_Written instruction_. Extract all lines from the data beneath that include the word "przekazania".

_Information given_.
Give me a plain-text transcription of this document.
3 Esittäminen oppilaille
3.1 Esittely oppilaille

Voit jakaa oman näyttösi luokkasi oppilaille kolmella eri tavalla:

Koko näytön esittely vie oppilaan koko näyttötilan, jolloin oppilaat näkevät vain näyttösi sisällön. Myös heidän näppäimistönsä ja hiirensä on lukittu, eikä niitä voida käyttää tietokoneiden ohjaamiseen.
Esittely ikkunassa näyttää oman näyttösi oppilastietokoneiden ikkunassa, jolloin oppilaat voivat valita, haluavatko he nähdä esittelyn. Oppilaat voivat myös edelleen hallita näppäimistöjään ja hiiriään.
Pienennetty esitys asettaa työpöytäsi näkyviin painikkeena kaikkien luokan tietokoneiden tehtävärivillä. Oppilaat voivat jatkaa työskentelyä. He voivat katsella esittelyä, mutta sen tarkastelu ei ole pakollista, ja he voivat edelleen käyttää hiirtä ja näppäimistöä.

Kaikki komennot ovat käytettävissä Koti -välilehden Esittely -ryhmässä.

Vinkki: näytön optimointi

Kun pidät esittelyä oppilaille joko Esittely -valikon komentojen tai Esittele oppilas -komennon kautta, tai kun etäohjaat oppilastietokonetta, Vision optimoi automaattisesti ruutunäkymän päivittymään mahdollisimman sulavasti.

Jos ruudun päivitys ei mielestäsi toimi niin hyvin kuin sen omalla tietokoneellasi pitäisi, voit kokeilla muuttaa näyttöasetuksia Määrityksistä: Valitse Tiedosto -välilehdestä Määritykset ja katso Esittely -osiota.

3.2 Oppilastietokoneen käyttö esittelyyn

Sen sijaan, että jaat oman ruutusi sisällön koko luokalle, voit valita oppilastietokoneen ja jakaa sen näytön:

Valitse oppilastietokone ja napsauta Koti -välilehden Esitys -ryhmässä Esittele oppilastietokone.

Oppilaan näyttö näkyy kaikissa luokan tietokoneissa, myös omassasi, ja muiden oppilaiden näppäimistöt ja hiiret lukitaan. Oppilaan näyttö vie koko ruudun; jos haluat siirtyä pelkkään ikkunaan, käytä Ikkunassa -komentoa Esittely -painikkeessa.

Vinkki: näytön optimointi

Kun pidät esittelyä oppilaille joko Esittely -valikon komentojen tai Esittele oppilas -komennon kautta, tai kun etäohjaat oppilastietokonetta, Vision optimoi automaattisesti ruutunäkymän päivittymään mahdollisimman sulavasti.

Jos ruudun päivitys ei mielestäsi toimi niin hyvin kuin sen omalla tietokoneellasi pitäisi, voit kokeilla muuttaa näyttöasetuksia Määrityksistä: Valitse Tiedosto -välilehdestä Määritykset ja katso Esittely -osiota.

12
...
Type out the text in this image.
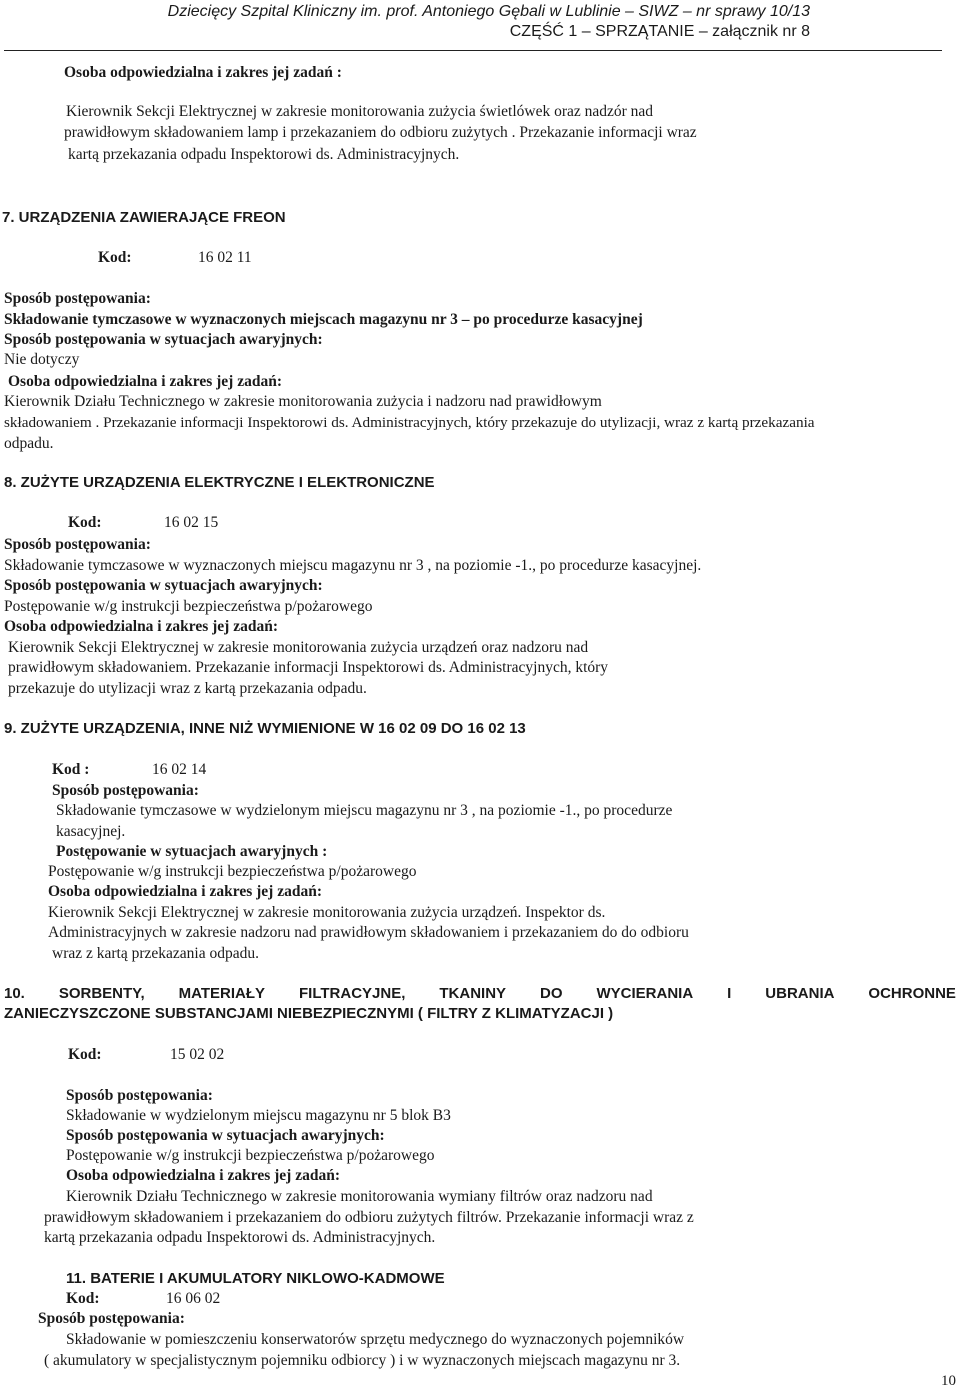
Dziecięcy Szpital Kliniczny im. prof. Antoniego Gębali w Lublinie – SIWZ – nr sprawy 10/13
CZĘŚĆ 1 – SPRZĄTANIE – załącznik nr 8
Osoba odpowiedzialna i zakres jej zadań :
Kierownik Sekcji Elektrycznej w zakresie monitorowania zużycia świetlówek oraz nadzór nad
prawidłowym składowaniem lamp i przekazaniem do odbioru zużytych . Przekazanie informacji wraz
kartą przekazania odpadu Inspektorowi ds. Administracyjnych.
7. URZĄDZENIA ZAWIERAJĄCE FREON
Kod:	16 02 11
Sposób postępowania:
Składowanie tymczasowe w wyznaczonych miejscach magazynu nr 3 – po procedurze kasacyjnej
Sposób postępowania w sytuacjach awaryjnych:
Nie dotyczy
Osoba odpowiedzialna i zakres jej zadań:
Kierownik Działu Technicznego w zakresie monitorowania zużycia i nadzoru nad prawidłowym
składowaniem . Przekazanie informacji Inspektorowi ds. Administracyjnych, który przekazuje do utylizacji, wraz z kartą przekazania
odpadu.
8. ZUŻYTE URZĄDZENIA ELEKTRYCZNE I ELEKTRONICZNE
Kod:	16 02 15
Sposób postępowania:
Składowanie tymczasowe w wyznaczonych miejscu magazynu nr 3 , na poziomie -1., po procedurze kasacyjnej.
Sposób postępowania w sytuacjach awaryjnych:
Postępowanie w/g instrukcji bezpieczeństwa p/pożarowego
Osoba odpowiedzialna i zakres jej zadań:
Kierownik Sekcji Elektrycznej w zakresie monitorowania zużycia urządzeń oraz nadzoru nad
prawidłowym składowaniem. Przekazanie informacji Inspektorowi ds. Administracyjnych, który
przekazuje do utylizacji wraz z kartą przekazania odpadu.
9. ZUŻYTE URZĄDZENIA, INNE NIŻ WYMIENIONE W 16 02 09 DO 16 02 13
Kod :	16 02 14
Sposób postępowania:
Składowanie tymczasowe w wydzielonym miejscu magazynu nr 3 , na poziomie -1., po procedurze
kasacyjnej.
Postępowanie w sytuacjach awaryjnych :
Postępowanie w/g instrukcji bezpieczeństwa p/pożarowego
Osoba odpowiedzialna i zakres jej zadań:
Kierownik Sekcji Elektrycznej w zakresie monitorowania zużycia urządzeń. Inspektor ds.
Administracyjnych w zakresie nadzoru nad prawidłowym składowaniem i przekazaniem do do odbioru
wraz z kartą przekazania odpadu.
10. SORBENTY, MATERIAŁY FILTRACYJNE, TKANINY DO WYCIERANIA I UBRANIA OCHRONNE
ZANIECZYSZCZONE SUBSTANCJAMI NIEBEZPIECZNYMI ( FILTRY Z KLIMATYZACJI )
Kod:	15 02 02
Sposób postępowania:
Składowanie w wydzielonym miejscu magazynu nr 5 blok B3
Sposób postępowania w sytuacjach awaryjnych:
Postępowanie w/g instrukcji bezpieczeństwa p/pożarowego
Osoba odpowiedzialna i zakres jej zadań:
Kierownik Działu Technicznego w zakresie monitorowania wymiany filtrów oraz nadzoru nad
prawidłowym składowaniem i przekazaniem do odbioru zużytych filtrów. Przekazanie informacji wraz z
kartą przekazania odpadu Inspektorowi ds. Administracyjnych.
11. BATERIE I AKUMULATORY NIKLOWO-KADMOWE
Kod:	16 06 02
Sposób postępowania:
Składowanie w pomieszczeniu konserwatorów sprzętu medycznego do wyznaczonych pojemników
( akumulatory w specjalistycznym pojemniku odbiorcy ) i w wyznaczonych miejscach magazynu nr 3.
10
--
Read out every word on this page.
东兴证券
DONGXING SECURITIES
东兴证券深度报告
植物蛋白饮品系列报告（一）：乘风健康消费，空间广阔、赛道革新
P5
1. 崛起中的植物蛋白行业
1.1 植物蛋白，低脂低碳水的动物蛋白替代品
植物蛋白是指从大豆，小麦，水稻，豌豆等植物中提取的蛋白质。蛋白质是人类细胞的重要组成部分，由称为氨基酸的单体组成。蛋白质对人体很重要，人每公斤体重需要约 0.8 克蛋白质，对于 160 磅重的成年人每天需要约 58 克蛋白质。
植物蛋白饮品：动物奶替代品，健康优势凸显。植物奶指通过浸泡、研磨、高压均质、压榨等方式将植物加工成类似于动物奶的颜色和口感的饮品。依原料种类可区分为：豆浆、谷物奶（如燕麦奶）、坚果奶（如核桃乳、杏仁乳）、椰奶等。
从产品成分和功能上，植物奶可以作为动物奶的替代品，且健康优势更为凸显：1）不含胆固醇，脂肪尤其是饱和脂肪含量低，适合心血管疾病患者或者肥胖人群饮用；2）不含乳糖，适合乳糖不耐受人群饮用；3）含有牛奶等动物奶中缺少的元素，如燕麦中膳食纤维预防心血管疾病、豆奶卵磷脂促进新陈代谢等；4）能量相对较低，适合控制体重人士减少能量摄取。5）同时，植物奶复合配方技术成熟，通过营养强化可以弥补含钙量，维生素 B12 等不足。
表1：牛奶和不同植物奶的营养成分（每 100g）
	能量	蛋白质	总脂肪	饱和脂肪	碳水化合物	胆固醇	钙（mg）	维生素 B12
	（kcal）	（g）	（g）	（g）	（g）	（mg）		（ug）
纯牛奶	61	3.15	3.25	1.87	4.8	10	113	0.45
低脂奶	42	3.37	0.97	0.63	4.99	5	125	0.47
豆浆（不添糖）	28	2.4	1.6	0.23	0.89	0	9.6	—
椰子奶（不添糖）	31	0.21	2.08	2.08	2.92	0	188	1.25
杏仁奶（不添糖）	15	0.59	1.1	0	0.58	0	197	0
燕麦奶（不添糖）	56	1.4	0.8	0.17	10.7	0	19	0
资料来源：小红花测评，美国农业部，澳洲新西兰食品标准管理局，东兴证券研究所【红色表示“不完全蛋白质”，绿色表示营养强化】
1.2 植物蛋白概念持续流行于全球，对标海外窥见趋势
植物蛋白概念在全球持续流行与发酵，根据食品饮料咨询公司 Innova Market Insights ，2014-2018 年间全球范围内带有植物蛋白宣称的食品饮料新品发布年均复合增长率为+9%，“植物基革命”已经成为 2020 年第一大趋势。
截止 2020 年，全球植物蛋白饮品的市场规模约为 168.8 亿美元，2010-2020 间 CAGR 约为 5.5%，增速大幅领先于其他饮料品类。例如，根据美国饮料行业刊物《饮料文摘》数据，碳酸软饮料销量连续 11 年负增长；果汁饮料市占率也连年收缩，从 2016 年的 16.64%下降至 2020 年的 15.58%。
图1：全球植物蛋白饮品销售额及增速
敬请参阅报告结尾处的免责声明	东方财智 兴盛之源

_Problem solution_.
kartą przekazania odpadu Inspektorowi ds. Administracyjnych.
składowaniem . Przekazanie informacji Inspektorowi ds. Administracyjnych, który przekazuje do utylizacji, wraz z kartą przekazania
przekazuje do utylizacji wraz z kartą przekazania odpadu.
wraz z kartą przekazania odpadu.
kartą przekazania odpadu Inspektorowi ds. Administracyjnych.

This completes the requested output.